For the listing below, give the count of lines containing the string "粤港澳大湾区青年总会" and nothing else.

[Extracted data entries]
____

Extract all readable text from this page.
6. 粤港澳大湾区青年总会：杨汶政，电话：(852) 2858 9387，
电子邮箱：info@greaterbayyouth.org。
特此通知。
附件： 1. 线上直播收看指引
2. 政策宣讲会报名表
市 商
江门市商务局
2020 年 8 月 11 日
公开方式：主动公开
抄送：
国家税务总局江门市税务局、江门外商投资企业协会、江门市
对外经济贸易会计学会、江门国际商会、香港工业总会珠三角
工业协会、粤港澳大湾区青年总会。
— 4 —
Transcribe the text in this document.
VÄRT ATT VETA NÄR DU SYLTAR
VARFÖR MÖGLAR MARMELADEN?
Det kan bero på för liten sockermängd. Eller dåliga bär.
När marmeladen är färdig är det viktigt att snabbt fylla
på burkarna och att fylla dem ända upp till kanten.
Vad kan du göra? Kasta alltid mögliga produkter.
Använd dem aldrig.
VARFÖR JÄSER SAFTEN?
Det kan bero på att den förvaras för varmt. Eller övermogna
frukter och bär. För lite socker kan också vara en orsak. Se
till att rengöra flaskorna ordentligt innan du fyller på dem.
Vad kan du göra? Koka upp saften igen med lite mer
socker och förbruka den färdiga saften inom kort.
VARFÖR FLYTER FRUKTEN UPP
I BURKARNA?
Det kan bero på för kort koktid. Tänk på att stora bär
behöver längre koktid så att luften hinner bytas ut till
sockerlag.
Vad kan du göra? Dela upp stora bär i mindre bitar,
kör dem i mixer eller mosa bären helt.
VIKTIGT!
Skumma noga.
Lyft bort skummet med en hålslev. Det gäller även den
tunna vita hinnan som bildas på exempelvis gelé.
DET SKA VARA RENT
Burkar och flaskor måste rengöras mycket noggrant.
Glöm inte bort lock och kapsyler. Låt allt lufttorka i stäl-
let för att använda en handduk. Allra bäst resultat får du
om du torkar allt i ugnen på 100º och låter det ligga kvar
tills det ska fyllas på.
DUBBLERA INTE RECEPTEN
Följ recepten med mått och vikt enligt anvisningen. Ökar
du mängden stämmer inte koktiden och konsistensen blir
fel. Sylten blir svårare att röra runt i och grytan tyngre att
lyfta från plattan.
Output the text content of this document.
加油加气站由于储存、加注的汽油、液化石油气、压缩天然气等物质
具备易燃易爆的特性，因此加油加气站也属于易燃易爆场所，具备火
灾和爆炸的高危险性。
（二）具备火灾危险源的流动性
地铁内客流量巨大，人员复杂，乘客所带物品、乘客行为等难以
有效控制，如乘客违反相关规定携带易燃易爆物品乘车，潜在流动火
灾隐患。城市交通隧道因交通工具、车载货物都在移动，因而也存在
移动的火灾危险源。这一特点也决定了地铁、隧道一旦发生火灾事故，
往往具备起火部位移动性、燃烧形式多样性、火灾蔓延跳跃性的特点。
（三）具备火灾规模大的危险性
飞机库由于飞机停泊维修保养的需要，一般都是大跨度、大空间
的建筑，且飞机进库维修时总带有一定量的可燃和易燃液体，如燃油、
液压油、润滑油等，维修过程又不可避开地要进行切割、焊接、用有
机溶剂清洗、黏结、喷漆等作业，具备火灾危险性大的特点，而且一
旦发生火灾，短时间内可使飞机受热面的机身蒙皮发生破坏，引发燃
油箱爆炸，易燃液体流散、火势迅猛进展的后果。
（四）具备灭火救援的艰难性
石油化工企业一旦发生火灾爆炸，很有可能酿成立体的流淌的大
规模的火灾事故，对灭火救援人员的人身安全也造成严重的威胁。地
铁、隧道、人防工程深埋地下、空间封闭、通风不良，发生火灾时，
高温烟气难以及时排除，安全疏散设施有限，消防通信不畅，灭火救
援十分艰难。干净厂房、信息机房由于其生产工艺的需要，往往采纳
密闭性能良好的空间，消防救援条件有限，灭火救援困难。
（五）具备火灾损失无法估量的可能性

____

_FINAL RESULT_
2